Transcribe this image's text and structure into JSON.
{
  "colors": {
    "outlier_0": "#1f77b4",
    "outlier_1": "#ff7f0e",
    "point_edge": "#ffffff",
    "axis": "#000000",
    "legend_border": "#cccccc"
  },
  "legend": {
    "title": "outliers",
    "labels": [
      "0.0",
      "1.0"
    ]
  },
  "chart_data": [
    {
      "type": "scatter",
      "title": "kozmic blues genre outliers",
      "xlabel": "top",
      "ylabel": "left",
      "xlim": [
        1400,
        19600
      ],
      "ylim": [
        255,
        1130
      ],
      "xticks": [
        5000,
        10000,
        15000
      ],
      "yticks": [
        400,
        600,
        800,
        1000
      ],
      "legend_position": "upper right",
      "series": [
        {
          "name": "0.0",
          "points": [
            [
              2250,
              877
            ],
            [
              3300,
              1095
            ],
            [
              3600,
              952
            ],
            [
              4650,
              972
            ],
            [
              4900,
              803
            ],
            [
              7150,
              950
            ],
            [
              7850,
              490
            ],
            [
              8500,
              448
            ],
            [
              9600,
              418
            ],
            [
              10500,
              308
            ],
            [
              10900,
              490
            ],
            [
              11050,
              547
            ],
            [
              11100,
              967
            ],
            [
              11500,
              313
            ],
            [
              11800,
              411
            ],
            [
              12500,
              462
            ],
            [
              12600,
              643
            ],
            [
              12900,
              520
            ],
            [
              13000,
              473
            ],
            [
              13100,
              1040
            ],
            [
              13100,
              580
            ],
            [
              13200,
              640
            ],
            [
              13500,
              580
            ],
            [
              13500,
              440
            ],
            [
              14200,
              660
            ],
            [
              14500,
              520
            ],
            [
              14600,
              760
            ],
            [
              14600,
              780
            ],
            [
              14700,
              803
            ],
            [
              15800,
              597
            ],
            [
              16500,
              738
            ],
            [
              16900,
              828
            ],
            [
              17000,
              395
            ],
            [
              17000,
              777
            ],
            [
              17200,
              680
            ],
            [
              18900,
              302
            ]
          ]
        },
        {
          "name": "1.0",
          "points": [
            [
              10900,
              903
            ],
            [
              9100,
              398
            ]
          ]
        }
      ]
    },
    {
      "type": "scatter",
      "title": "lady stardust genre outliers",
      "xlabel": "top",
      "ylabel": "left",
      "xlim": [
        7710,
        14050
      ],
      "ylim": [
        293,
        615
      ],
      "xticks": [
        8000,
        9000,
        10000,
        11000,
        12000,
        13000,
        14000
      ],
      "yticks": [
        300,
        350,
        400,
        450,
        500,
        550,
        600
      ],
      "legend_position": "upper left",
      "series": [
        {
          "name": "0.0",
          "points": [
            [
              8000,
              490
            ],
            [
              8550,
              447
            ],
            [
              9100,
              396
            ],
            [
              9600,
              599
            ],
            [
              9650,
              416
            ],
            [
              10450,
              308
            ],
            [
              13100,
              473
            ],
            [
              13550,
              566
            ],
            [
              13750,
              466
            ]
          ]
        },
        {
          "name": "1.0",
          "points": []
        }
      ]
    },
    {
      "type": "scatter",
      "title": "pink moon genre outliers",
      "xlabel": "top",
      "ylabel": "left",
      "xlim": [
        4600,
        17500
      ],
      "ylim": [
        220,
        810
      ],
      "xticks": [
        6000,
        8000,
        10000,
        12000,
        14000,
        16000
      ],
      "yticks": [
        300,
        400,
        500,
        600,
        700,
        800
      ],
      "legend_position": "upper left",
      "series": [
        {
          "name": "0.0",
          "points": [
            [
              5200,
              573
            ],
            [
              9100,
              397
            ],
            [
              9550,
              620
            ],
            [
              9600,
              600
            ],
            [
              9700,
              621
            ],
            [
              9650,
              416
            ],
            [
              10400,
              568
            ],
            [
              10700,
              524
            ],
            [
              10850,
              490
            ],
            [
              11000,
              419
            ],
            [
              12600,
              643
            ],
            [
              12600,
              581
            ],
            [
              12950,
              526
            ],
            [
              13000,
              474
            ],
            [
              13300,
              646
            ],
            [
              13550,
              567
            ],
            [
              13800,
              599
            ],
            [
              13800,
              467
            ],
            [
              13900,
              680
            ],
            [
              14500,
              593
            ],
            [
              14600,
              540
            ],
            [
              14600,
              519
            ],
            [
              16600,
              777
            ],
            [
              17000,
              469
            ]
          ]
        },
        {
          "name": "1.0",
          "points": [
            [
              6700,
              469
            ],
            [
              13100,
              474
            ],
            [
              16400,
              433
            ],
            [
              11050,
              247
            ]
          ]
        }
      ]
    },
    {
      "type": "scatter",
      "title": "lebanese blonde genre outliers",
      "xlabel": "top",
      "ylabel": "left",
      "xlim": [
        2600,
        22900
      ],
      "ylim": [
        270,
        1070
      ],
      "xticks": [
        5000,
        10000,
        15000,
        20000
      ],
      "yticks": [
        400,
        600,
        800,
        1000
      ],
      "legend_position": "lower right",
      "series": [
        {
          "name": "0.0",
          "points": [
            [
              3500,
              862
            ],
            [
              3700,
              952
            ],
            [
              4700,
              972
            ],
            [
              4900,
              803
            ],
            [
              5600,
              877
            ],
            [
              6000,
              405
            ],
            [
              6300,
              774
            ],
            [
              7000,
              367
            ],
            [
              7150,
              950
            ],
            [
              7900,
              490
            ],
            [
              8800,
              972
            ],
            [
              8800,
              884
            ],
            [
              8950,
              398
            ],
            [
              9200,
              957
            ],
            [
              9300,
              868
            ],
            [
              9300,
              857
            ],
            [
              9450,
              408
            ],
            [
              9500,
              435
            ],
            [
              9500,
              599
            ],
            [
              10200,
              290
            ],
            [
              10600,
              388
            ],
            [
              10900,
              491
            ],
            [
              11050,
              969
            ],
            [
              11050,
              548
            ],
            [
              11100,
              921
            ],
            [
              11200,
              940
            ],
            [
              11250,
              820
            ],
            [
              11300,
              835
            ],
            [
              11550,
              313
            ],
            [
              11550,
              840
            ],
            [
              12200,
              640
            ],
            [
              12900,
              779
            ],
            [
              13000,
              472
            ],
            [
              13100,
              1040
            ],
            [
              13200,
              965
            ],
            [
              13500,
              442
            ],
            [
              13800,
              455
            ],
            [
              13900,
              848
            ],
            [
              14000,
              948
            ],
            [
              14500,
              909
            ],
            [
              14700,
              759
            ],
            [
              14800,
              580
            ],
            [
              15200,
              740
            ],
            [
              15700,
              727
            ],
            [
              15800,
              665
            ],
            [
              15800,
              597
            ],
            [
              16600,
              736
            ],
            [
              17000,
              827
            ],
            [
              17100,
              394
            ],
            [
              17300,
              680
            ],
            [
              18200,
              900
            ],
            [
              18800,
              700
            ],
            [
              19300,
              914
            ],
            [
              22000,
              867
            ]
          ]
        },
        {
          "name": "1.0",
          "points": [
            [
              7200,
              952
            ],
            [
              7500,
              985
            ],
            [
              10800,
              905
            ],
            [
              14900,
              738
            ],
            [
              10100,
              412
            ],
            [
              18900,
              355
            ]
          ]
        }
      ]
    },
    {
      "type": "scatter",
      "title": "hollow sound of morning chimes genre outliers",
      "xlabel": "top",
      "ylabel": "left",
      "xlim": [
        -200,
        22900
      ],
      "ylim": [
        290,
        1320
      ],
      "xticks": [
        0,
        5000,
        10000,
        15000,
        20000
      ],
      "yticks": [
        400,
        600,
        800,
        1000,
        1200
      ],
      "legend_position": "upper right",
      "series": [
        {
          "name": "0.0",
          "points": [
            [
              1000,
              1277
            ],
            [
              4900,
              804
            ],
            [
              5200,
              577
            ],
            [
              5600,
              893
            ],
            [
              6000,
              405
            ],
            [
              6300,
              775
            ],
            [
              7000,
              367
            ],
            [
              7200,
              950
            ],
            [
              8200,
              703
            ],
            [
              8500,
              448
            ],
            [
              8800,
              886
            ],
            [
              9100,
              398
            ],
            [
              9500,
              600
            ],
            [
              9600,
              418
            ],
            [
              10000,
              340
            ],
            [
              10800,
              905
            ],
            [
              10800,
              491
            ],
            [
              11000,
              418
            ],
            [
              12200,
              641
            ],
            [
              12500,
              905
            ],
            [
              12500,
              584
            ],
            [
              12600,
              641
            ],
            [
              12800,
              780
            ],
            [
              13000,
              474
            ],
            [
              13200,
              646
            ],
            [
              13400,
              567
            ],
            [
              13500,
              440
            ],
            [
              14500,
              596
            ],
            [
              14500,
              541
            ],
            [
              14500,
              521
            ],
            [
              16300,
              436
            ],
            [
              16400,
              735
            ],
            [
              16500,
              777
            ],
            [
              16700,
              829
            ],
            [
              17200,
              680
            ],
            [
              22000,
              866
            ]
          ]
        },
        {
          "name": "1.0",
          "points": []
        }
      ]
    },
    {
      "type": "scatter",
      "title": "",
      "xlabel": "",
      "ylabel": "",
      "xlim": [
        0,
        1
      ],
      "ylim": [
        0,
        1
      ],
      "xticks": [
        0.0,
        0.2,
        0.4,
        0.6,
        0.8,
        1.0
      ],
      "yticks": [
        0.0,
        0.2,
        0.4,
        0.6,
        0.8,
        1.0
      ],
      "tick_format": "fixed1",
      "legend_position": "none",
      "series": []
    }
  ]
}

Short exercise. Answer with a single number: the count of lines holding the word "outliers".

Output. 6